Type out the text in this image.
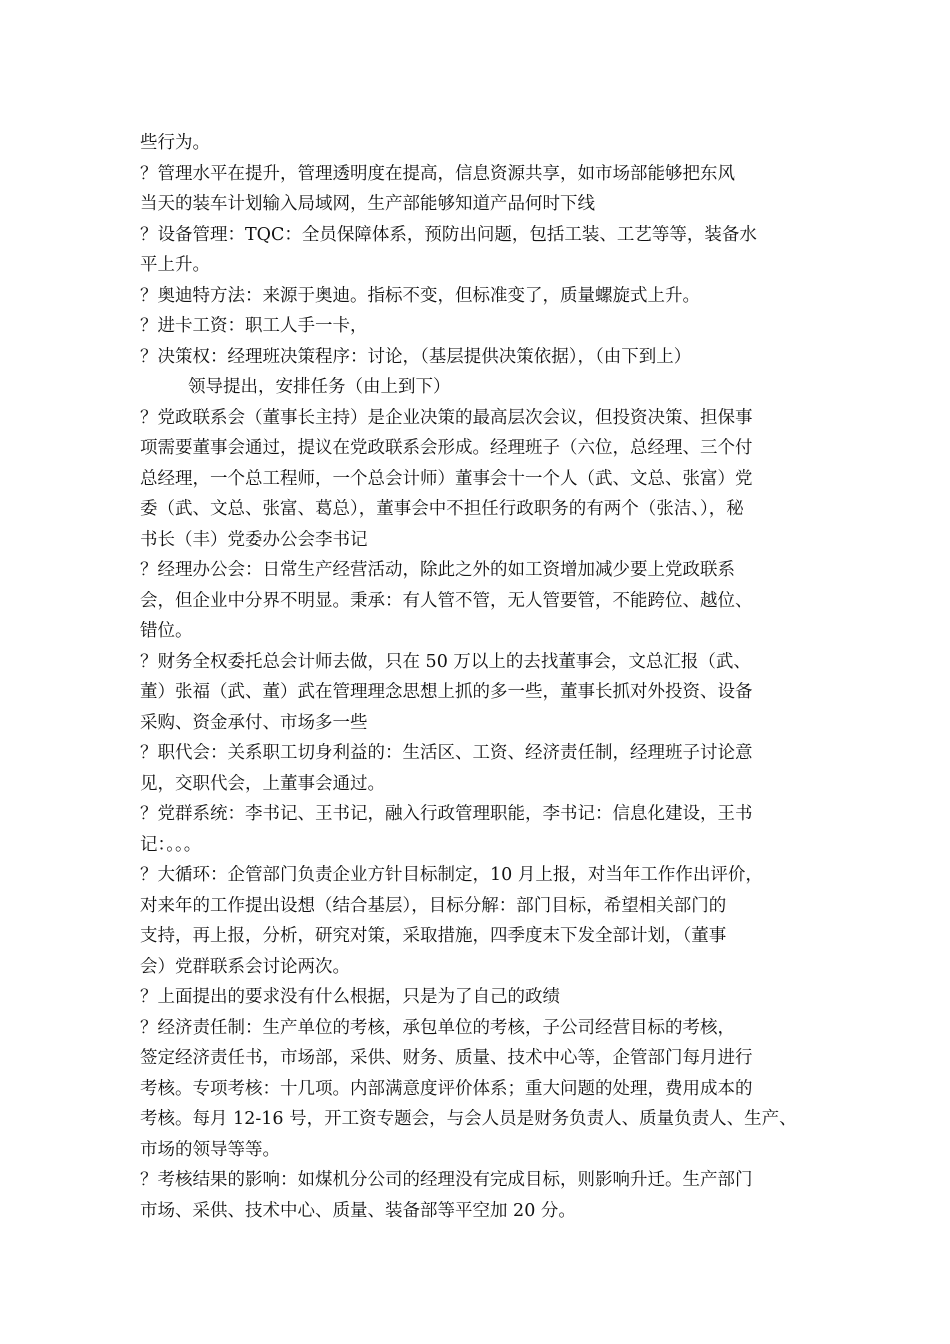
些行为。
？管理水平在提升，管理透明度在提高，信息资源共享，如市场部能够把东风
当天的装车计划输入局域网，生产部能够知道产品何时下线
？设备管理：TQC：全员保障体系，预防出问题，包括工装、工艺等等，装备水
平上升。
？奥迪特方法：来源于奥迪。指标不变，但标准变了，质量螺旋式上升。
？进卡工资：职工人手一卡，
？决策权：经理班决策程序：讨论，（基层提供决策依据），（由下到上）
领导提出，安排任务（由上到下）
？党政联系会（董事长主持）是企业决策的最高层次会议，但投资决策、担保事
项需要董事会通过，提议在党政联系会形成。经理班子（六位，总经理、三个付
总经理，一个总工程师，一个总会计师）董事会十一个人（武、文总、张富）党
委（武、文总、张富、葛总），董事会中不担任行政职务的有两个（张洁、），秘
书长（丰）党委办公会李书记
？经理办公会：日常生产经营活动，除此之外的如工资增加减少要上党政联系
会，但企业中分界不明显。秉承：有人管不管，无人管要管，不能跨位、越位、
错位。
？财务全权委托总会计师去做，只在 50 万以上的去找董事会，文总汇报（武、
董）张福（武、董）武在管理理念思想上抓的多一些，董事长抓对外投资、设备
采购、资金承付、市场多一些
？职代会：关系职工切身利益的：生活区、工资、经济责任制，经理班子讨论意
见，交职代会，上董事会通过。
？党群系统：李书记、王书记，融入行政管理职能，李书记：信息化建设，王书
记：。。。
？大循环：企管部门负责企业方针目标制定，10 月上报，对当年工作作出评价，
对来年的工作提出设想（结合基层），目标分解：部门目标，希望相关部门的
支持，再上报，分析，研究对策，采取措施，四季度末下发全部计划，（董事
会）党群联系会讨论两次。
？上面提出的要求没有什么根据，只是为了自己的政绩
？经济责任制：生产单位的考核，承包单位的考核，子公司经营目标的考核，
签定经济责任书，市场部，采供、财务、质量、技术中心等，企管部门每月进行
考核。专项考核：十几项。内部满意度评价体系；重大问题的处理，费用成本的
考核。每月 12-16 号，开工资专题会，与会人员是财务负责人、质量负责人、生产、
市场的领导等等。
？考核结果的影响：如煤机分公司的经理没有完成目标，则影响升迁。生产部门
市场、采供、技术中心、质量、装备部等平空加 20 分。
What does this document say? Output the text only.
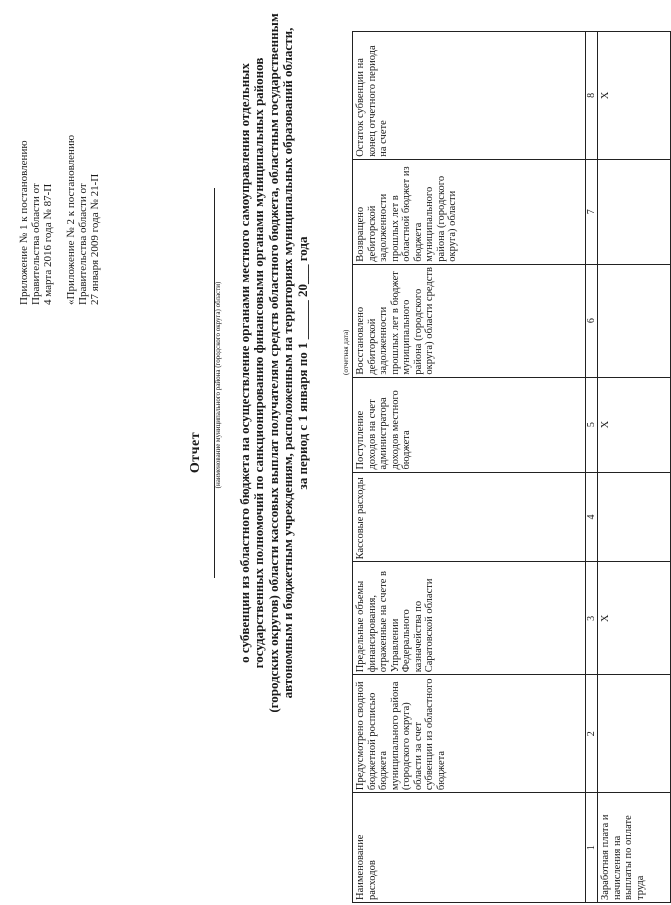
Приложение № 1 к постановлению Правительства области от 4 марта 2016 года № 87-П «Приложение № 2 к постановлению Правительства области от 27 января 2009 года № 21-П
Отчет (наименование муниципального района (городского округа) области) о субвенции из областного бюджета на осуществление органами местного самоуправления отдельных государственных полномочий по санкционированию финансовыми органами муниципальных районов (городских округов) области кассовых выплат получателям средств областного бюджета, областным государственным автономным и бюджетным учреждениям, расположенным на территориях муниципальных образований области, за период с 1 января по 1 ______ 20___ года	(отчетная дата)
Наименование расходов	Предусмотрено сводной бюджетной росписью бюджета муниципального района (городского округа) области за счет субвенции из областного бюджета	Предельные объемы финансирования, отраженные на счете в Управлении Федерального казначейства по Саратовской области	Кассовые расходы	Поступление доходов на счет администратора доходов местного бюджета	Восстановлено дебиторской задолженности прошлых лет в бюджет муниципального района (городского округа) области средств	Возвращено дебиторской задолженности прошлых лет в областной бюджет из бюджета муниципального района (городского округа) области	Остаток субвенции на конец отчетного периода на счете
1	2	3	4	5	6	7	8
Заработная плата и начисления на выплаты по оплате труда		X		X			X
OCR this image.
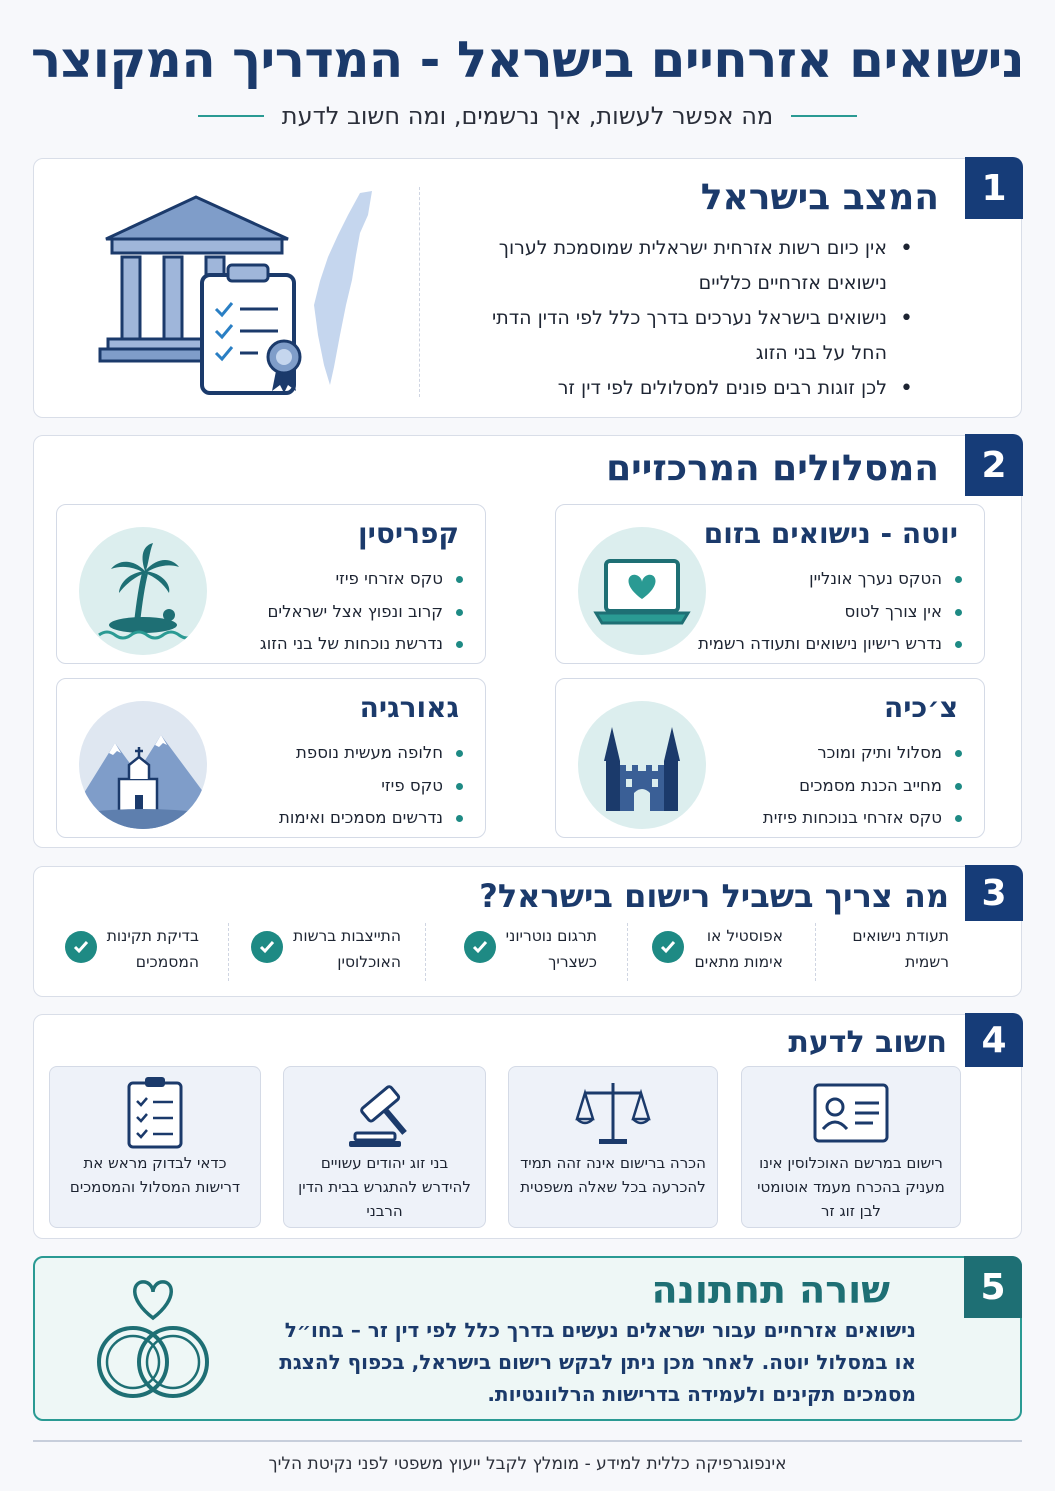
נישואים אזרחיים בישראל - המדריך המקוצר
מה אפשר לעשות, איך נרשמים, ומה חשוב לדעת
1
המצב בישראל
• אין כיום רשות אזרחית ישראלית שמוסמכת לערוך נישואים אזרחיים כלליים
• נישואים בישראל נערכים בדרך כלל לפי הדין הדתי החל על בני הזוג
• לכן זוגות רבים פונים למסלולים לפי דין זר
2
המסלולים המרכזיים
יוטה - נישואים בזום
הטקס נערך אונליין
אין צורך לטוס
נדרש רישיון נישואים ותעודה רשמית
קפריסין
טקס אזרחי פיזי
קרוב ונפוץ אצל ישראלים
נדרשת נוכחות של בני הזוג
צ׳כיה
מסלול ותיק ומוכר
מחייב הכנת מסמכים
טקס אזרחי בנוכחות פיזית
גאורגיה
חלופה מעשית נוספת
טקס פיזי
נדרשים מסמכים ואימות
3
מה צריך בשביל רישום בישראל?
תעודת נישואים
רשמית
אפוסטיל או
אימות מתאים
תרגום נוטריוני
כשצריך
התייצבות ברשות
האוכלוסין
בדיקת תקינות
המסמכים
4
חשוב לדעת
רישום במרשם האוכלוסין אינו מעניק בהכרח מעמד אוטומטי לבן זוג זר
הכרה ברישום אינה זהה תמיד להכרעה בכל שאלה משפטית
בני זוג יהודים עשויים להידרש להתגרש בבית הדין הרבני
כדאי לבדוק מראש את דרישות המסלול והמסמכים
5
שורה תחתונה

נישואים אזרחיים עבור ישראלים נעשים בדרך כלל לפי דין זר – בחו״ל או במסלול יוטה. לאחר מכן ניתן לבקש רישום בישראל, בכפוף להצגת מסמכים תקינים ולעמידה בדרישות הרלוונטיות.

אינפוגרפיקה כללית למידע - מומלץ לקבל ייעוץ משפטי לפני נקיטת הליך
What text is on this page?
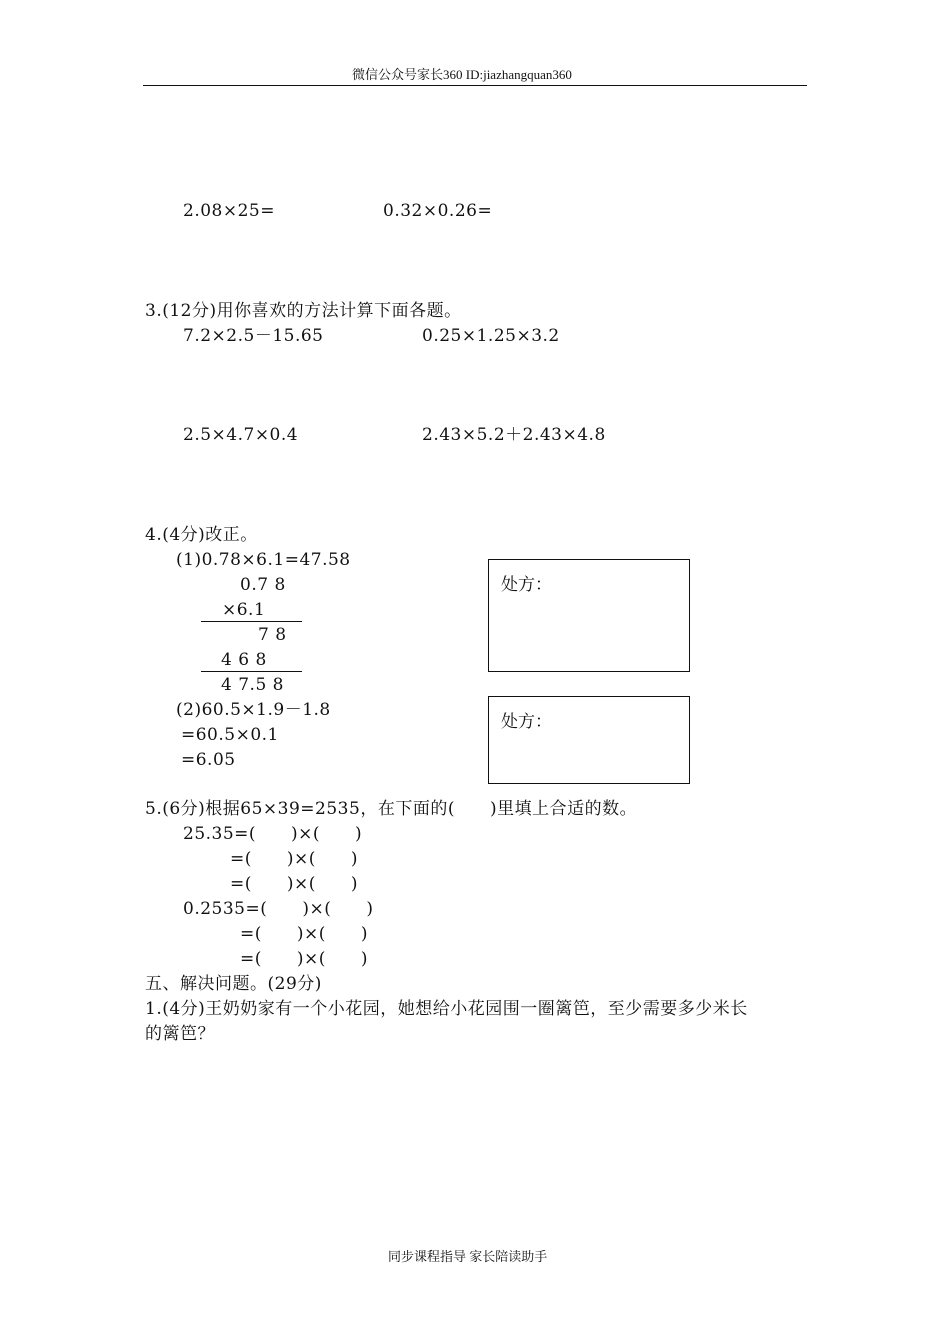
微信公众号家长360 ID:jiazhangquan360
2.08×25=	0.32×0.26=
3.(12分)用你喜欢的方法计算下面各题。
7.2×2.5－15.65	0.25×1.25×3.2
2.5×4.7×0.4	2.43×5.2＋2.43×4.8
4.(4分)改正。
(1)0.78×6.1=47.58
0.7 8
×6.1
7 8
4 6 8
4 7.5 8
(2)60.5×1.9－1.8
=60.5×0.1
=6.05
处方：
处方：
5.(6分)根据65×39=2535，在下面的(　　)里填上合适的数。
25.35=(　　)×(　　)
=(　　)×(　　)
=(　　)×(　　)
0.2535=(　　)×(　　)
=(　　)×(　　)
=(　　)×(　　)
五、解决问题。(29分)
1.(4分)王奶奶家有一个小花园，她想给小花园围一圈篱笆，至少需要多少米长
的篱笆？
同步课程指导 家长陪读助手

● ● ● ● ● ● ●

Each line from the one that contains "What text is on this page?" through the end of the records should be restated exactly; include both end lines and leave any pictures out.

[ANSWER FOR THE TASK]
What text is on this page?
微信公众号家长360 ID:jiazhangquan360
2.08×25=	0.32×0.26=
3.(12分)用你喜欢的方法计算下面各题。
7.2×2.5－15.65	0.25×1.25×3.2
2.5×4.7×0.4	2.43×5.2＋2.43×4.8
4.(4分)改正。
(1)0.78×6.1=47.58
0.7 8
×6.1
7 8
4 6 8
4 7.5 8
(2)60.5×1.9－1.8
=60.5×0.1
=6.05
处方：
处方：
5.(6分)根据65×39=2535，在下面的(　　)里填上合适的数。
25.35=(　　)×(　　)
=(　　)×(　　)
=(　　)×(　　)
0.2535=(　　)×(　　)
=(　　)×(　　)
=(　　)×(　　)
五、解决问题。(29分)
1.(4分)王奶奶家有一个小花园，她想给小花园围一圈篱笆，至少需要多少米长
的篱笆？
同步课程指导 家长陪读助手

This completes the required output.